Set task: Your task is to copy every line of this material exactly.

::::

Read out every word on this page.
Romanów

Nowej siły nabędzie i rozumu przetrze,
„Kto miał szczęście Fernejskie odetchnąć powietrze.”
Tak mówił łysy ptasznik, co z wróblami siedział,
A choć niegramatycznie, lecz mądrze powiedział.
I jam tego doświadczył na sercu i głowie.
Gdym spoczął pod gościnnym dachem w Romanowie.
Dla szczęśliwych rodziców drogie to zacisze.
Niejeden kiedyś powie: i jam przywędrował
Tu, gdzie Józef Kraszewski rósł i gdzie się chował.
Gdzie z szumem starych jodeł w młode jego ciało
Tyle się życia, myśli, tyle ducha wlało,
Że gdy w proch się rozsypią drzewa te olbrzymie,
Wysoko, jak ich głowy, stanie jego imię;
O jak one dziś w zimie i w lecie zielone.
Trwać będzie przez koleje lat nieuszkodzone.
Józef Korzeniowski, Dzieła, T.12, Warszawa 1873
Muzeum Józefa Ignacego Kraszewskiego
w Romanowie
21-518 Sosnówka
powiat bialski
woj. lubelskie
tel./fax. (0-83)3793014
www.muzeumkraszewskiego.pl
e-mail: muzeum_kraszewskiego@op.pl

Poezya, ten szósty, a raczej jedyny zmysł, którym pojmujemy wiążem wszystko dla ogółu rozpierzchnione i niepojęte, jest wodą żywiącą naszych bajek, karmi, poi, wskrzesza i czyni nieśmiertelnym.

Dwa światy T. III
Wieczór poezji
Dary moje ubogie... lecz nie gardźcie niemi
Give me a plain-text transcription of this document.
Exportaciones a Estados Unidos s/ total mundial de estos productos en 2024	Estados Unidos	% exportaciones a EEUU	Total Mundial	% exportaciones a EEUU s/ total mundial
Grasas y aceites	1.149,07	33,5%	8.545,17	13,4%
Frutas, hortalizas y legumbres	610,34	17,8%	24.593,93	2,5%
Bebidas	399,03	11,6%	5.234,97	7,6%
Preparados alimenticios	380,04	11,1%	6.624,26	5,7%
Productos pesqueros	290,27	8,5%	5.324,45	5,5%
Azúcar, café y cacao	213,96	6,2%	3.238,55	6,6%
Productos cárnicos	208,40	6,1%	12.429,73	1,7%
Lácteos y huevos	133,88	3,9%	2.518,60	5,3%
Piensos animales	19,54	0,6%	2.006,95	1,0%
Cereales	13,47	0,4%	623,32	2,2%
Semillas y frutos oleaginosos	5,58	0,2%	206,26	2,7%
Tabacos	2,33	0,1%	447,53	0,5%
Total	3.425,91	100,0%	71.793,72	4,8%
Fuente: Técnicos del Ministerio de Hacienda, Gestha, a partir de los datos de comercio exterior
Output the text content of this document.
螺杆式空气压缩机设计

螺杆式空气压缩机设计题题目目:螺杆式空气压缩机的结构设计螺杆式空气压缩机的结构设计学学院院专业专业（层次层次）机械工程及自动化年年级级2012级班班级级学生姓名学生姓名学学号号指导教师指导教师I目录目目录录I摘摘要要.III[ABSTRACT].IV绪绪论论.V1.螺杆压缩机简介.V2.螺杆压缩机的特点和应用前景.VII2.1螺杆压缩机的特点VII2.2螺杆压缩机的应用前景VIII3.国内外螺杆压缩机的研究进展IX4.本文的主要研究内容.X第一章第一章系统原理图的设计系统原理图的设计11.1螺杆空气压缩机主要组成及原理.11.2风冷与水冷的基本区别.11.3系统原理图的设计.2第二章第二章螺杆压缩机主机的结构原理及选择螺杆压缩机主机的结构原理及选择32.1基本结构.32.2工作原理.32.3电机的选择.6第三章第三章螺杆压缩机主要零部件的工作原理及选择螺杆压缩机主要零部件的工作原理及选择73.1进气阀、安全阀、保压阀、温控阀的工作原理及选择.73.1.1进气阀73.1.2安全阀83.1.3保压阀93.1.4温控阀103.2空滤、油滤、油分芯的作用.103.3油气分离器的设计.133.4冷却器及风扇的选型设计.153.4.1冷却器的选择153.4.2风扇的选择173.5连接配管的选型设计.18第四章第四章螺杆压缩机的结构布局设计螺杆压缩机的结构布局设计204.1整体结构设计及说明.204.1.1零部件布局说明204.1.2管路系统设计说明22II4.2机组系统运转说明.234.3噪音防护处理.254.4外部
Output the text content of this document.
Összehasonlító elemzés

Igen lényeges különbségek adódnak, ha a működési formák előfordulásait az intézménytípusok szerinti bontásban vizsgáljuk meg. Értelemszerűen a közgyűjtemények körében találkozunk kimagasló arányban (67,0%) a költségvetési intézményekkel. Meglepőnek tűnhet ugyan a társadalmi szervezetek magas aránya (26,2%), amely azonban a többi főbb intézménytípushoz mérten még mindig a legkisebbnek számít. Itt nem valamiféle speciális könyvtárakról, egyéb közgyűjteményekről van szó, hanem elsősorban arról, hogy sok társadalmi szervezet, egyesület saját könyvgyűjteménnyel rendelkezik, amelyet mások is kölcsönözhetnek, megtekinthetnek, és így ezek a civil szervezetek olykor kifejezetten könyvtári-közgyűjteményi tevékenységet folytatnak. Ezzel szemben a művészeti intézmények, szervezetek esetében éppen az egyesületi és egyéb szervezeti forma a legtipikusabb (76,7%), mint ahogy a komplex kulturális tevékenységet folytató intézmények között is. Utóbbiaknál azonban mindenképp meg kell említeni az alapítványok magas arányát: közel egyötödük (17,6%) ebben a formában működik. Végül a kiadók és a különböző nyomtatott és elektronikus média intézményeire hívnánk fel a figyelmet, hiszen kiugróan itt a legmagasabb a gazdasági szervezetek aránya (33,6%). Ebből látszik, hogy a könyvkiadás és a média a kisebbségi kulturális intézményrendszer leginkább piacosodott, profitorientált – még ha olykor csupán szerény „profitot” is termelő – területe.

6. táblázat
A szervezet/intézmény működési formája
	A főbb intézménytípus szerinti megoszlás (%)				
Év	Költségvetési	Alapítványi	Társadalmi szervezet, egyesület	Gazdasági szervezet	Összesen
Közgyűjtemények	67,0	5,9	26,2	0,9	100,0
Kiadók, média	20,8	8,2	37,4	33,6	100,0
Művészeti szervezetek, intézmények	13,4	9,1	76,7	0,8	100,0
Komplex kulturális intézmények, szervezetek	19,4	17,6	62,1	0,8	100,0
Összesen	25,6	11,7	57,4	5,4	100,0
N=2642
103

::::

Exercise result:
Read out every word on this page.
Romanów

Nowej siły nabędzie i rozumu przetrze,
„Kto miał szczęście Fernejskie odetchnąć powietrze.”
Tak mówił łysy ptasznik, co z wróblami siedział,
A choć niegramatycznie, lecz mądrze powiedział.
I jam tego doświadczył na sercu i głowie.
Gdym spoczął pod gościnnym dachem w Romanowie.
Dla szczęśliwych rodziców drogie to zacisze.
Niejeden kiedyś powie: i jam przywędrował
Tu, gdzie Józef Kraszewski rósł i gdzie się chował.
Gdzie z szumem starych jodeł w młode jego ciało
Tyle się życia, myśli, tyle ducha wlało,
Że gdy w proch się rozsypią drzewa te olbrzymie,
Wysoko, jak ich głowy, stanie jego imię;
O jak one dziś w zimie i w lecie zielone.
Trwać będzie przez koleje lat nieuszkodzone.
Józef Korzeniowski, Dzieła, T.12, Warszawa 1873
Muzeum Józefa Ignacego Kraszewskiego
w Romanowie
21-518 Sosnówka
powiat bialski
woj. lubelskie
tel./fax. (0-83)3793014
www.muzeumkraszewskiego.pl
e-mail: muzeum_kraszewskiego@op.pl

Poezya, ten szósty, a raczej jedyny zmysł, którym pojmujemy wiążem wszystko dla ogółu rozpierzchnione i niepojęte, jest wodą żywiącą naszych bajek, karmi, poi, wskrzesza i czyni nieśmiertelnym.

Dwa światy T. III
Wieczór poezji
Dary moje ubogie... lecz nie gardźcie niemi
Give me a plain-text transcription of this document.
Exportaciones a Estados Unidos s/ total mundial de estos productos en 2024	Estados Unidos	% exportaciones a EEUU	Total Mundial	% exportaciones a EEUU s/ total mundial
Grasas y aceites	1.149,07	33,5%	8.545,17	13,4%
Frutas, hortalizas y legumbres	610,34	17,8%	24.593,93	2,5%
Bebidas	399,03	11,6%	5.234,97	7,6%
Preparados alimenticios	380,04	11,1%	6.624,26	5,7%
Productos pesqueros	290,27	8,5%	5.324,45	5,5%
Azúcar, café y cacao	213,96	6,2%	3.238,55	6,6%
Productos cárnicos	208,40	6,1%	12.429,73	1,7%
Lácteos y huevos	133,88	3,9%	2.518,60	5,3%
Piensos animales	19,54	0,6%	2.006,95	1,0%
Cereales	13,47	0,4%	623,32	2,2%
Semillas y frutos oleaginosos	5,58	0,2%	206,26	2,7%
Tabacos	2,33	0,1%	447,53	0,5%
Total	3.425,91	100,0%	71.793,72	4,8%
Fuente: Técnicos del Ministerio de Hacienda, Gestha, a partir de los datos de comercio exterior
Output the text content of this document.
螺杆式空气压缩机设计

螺杆式空气压缩机设计题题目目:螺杆式空气压缩机的结构设计螺杆式空气压缩机的结构设计学学院院专业专业（层次层次）机械工程及自动化年年级级2012级班班级级学生姓名学生姓名学学号号指导教师指导教师I目录目目录录I摘摘要要.III[ABSTRACT].IV绪绪论论.V1.螺杆压缩机简介.V2.螺杆压缩机的特点和应用前景.VII2.1螺杆压缩机的特点VII2.2螺杆压缩机的应用前景VIII3.国内外螺杆压缩机的研究进展IX4.本文的主要研究内容.X第一章第一章系统原理图的设计系统原理图的设计11.1螺杆空气压缩机主要组成及原理.11.2风冷与水冷的基本区别.11.3系统原理图的设计.2第二章第二章螺杆压缩机主机的结构原理及选择螺杆压缩机主机的结构原理及选择32.1基本结构.32.2工作原理.32.3电机的选择.6第三章第三章螺杆压缩机主要零部件的工作原理及选择螺杆压缩机主要零部件的工作原理及选择73.1进气阀、安全阀、保压阀、温控阀的工作原理及选择.73.1.1进气阀73.1.2安全阀83.1.3保压阀93.1.4温控阀103.2空滤、油滤、油分芯的作用.103.3油气分离器的设计.133.4冷却器及风扇的选型设计.153.4.1冷却器的选择153.4.2风扇的选择173.5连接配管的选型设计.18第四章第四章螺杆压缩机的结构布局设计螺杆压缩机的结构布局设计204.1整体结构设计及说明.204.1.1零部件布局说明204.1.2管路系统设计说明22II4.2机组系统运转说明.234.3噪音防护处理.254.4外部
Output the text content of this document.
Összehasonlító elemzés

Igen lényeges különbségek adódnak, ha a működési formák előfordulásait az intézménytípusok szerinti bontásban vizsgáljuk meg. Értelemszerűen a közgyűjtemények körében találkozunk kimagasló arányban (67,0%) a költségvetési intézményekkel. Meglepőnek tűnhet ugyan a társadalmi szervezetek magas aránya (26,2%), amely azonban a többi főbb intézménytípushoz mérten még mindig a legkisebbnek számít. Itt nem valamiféle speciális könyvtárakról, egyéb közgyűjteményekről van szó, hanem elsősorban arról, hogy sok társadalmi szervezet, egyesület saját könyvgyűjteménnyel rendelkezik, amelyet mások is kölcsönözhetnek, megtekinthetnek, és így ezek a civil szervezetek olykor kifejezetten könyvtári-közgyűjteményi tevékenységet folytatnak. Ezzel szemben a művészeti intézmények, szervezetek esetében éppen az egyesületi és egyéb szervezeti forma a legtipikusabb (76,7%), mint ahogy a komplex kulturális tevékenységet folytató intézmények között is. Utóbbiaknál azonban mindenképp meg kell említeni az alapítványok magas arányát: közel egyötödük (17,6%) ebben a formában működik. Végül a kiadók és a különböző nyomtatott és elektronikus média intézményeire hívnánk fel a figyelmet, hiszen kiugróan itt a legmagasabb a gazdasági szervezetek aránya (33,6%). Ebből látszik, hogy a könyvkiadás és a média a kisebbségi kulturális intézményrendszer leginkább piacosodott, profitorientált – még ha olykor csupán szerény „profitot” is termelő – területe.

6. táblázat
A szervezet/intézmény működési formája
	A főbb intézménytípus szerinti megoszlás (%)				
Év	Költségvetési	Alapítványi	Társadalmi szervezet, egyesület	Gazdasági szervezet	Összesen
Közgyűjtemények	67,0	5,9	26,2	0,9	100,0
Kiadók, média	20,8	8,2	37,4	33,6	100,0
Művészeti szervezetek, intézmények	13,4	9,1	76,7	0,8	100,0
Komplex kulturális intézmények, szervezetek	19,4	17,6	62,1	0,8	100,0
Összesen	25,6	11,7	57,4	5,4	100,0
N=2642
103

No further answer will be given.